Documento:

Il pensiero della neochiesa

BERGOGLIO DISCEPOLO DI EVOLA


Sorpresa: Bergoglio è un discepolo di Evola? L'uno e l'altro vogliono superare le diverse tradizioni religiose ma senza negarle frontalmente vogliono innalzarle al livello di una super-tradizione: una super-religione universale 
di Francesco Lamendola  

  

Si può immaginare qualcosa di più lontano, di più opposto, di più totalmente estraneo al pensiero di Julius Evola, il teorico dell’imperialismo pagano, fondato sulla volontà di potenza di una schiera di “eletti”, della Weltanschauung che, per forza di cose, dovrebbe appartenere ad un papa, al capo della Chiesa cattolica, per il quale vi è un solo Re dell’Universo, Gesù Cristo, Figlio di Dio, ed un solo popolo, quello dei suoi seguaci, tutti moralmente eguali perché tutti suoi figli?

Record forniti:

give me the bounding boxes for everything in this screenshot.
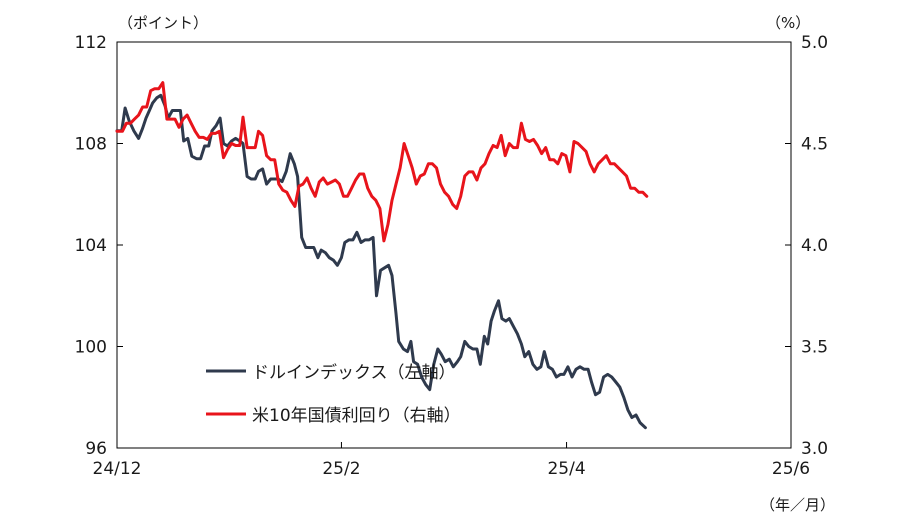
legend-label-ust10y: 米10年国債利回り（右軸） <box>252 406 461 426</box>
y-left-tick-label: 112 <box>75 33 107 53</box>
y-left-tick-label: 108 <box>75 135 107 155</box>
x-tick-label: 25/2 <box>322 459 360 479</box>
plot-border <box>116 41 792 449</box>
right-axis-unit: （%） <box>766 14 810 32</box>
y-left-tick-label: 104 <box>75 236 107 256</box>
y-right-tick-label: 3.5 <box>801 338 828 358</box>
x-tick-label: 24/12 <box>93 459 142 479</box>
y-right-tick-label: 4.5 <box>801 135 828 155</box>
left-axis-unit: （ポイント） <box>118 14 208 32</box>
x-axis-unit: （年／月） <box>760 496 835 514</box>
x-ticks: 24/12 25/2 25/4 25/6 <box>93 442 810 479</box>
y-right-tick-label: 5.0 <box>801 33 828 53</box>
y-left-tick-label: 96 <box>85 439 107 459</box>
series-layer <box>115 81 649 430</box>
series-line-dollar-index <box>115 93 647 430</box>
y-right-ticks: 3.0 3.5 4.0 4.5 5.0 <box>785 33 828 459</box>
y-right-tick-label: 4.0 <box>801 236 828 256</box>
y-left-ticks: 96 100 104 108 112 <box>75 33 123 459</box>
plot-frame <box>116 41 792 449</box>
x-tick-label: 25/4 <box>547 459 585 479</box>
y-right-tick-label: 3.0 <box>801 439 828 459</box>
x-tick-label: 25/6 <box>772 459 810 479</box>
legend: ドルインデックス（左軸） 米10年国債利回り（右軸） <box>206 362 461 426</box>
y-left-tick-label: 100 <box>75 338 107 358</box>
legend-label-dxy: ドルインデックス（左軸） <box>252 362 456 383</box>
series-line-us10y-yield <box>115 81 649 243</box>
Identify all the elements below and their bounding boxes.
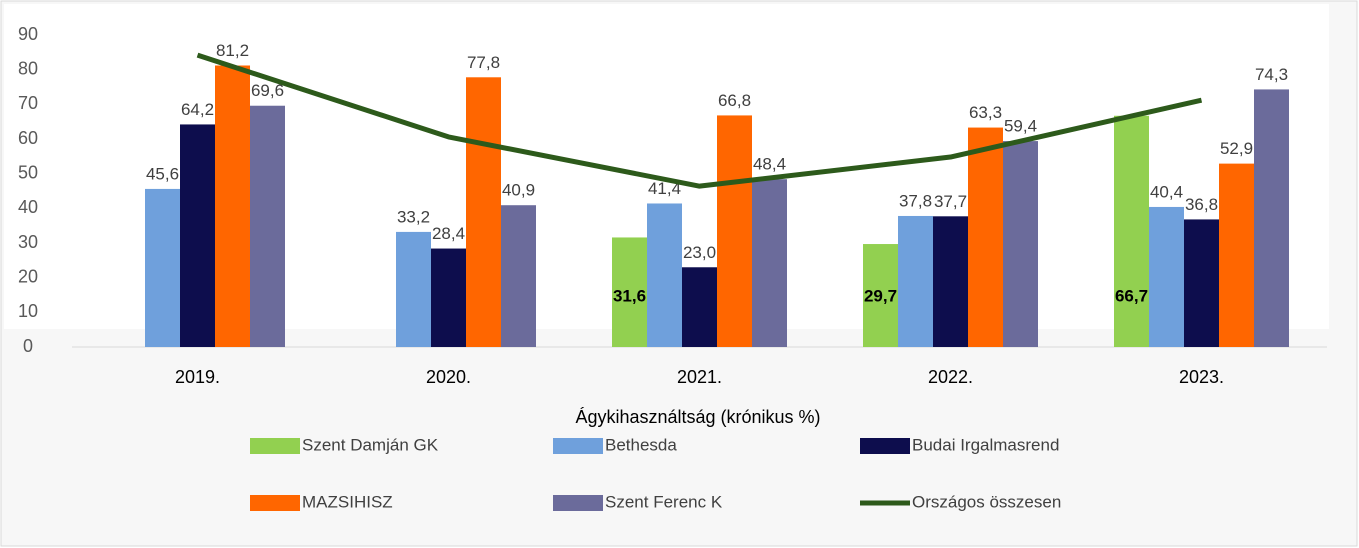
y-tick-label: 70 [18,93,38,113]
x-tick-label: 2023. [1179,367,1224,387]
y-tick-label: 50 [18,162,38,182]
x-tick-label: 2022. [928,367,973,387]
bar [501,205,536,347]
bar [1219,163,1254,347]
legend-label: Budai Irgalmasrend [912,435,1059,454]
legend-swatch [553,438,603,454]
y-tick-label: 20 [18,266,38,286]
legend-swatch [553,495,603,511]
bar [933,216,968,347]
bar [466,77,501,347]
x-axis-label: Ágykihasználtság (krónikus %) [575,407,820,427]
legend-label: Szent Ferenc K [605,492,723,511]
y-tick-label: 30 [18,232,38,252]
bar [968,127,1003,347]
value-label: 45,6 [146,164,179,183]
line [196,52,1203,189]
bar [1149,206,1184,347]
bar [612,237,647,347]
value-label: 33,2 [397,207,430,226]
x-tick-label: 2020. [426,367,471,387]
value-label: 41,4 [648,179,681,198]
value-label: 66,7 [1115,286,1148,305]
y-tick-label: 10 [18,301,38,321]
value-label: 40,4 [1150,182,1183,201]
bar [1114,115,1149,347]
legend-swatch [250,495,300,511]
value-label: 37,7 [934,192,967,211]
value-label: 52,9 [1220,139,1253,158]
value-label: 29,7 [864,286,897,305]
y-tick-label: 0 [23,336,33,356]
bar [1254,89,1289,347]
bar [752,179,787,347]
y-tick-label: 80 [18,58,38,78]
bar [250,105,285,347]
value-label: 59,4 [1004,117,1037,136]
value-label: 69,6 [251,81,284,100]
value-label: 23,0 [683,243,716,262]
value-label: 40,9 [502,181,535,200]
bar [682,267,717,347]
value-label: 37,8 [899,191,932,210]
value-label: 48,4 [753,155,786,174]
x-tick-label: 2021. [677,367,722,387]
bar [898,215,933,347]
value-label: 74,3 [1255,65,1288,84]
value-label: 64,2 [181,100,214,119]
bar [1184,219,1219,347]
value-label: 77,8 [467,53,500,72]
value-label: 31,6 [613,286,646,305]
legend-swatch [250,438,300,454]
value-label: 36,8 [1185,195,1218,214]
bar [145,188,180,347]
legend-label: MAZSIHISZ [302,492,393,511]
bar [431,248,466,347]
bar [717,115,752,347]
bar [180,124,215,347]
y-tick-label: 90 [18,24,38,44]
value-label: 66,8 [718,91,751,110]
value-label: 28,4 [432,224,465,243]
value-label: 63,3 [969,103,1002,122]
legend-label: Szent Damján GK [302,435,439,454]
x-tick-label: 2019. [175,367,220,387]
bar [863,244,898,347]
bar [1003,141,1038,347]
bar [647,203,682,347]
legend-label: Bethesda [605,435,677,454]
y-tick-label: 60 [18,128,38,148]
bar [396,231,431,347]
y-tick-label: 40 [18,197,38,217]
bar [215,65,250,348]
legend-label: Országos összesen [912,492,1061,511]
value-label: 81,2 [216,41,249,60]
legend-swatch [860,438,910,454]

Consegne:
a. Trascrivi dal testo su Bergoglio ed Evola la parte che si apre con le parole contenenti "Si può immaginare" e si chiude con "tutti suoi figli?".
b. Riassumi per favore il testo su Bergoglio ed Evola in due frasi.

Risposte alle consegne:
a.
Si può immaginare qualcosa di più lontano, di più opposto, di più totalmente estraneo al pensiero di Julius Evola, il teorico dell’imperialismo pagano, fondato sulla volontà di potenza di una schiera di “eletti”, della Weltanschauung che, per forza di cose, dovrebbe appartenere ad un papa, al capo della Chiesa cattolica, per il quale vi è un solo Re dell’Universo, Gesù Cristo, Figlio di Dio, ed un solo popolo, quello dei suoi seguaci, tutti moralmente eguali perché tutti suoi figli?

b. Il testo si chiede se Bergoglio sia un discepolo di Evola e afferma che entrambi vogliono superare le diverse tradizioni religiose senza negarle frontalmente, innalzandole a una super-religione universale. Si domanda poi che cosa possa esserci di più estraneo al pensiero di Evola, teorico dell'imperialismo pagano fondato sulla volontà di potenza di una schiera di "eletti", della visione propria di un papa, per il quale esistono un solo Re dell'Universo, Gesù Cristo, e un solo popolo di seguaci moralmente eguali.